■ **Description of the task**
Resume the Cloudera Search troubleshooting guide below, continuing right after its last sentence. The data that follows the guide is not part of it.

:: Extracted text ::

Troubleshooting Cloudera Search

After installing and deploying Cloudera Search, use the information in this section to troubleshoot problems.

Troubleshooting

The following table contains some common troubleshooting techniques.

Note: In the URLs in the following table, you must replace entries such as <server:port> with values from your environment. The port defaults value is 8983, but see /etc/default/solr or /opt/cloudera/parcels/CDH-*/etc/default/solr for the port if you are in doubt.

Symptom

Explanation

Recommendation

All

Varied

Examine Solr log. By default, the log can be found at /var/log/solr/solr.out.

The Solr Admin UI is unavailable If no privileges are granted, no access is possible. For example, accessing the Solr Admin UI requires the QUERY privilege. If no users are granted the QUERY privilege, no access to the Solr Admin UI is possible. Ensure users attempting to access the UI are granted the QUERY privilege. For more information, see Configuring Sentry Authorization for Cloudera Search.

No documents found

Server may not be running

Browse to http://server:port/solr to see if the server responds. Check that cores are present. Check the contents of cores to ensure that numDocs is more than 0.

No documents found

Core may not have documents

Browsing http://server:port/solr/[collection name]/select?q=*:*&wt=json&indent=true should show numFound, which is near the top, to be more than 0.

:::
:: Extracted information ::

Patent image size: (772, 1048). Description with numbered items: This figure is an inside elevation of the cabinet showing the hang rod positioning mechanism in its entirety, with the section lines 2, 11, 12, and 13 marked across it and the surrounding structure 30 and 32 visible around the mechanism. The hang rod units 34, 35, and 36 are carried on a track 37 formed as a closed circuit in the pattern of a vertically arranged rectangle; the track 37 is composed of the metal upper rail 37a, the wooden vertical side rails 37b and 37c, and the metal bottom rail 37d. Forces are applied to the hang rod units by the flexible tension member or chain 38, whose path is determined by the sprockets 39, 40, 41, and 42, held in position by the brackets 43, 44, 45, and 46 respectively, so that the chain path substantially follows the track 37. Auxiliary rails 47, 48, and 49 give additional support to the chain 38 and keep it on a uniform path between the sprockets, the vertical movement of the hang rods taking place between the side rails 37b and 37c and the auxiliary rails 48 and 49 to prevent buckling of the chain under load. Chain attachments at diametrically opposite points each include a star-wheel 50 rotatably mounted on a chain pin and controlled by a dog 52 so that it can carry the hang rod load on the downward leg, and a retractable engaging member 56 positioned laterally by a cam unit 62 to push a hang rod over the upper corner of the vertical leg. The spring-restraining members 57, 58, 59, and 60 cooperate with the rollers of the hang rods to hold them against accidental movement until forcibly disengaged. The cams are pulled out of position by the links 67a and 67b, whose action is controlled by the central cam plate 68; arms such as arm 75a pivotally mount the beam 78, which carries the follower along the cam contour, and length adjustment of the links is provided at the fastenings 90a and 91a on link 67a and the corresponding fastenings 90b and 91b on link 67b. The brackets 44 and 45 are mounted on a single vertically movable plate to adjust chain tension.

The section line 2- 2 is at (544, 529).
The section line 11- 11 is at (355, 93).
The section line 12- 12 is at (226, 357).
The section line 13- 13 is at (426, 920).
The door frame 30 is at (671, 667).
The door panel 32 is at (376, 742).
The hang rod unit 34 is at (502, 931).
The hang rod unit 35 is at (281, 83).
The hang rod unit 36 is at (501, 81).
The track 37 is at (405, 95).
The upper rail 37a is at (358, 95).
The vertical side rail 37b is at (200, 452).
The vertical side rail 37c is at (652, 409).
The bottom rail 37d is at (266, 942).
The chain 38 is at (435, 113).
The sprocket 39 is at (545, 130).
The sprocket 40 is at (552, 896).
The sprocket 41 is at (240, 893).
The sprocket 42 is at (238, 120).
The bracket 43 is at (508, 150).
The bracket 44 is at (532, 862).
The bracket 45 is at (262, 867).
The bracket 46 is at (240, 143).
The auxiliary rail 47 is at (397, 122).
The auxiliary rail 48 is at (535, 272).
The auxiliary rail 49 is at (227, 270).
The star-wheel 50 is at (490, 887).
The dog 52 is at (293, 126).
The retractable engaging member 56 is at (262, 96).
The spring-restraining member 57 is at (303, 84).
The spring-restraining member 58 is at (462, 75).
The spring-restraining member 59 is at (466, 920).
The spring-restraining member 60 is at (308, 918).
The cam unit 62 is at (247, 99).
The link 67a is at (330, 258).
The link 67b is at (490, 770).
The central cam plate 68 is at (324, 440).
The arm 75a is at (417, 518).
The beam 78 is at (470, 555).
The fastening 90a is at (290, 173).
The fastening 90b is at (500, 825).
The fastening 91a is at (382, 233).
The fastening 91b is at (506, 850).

:::

■ **Solved exercise**
The secure Solr Server fails to respond to Solrj requests, but other clients such as curl can communicate successfully This may be a version compatibility issue. Httpclient 4.2.3, which ships with solrj in Search 1.x, has a dependency on commons-codec 1.7. If an earlier version of commons-codec is on the classpath, httpclient may be unable to communicate using Kerberos. Ensure your application is using commons-codec 1.7 or higher. Alternatively, use httpclient 4.2.5 instead of version 4.2.3 in your application. Version 4.2.3 behaves correctly with earlier versions of commons-codec.

Dynamic Solr Analysis

Any JMX-aware application can query Solr for information and display results dynamically. For example, Zabbix, Nagios, and many others have been used successfully. When completing Static Solr Log Analysis, many of the items related to extracting data from the log files can be seen from querying Solr, at least the last value (as opposed to the history which is available from the log file). These are often useful for status boards. In general, anything available from the Solr admin page can be requested on a live basis from Solr. Some possibilities include:

  • numDocs/maxDoc per core. This can be important since the difference between these numbers indicates the number of deleted documents in the index. Deleted documents take up disk space and memory. If these numbers vary greatly, this may be a rare case where optimizing is advisable.
  • Cache statistics, including:
    • Hit ratios
    • Autowarm times
    • Evictions
  • Almost anything available on the admin page. Note that drilling down into the “schema browser” can be expensive.

Other Troubleshooting Information

Since the use cases for Solr and search vary, there is no single solution for all cases. That said, here are some common challenges that many Search users have encountered:

  • Testing with unrealistic data sets. For example, a users may test a prototype that uses faceting, grouping, sorting, and complex schemas against a small data set. When this same system is used to load of real data, performance issues occur. Using realistic data and use-cases is essential to getting accurate results.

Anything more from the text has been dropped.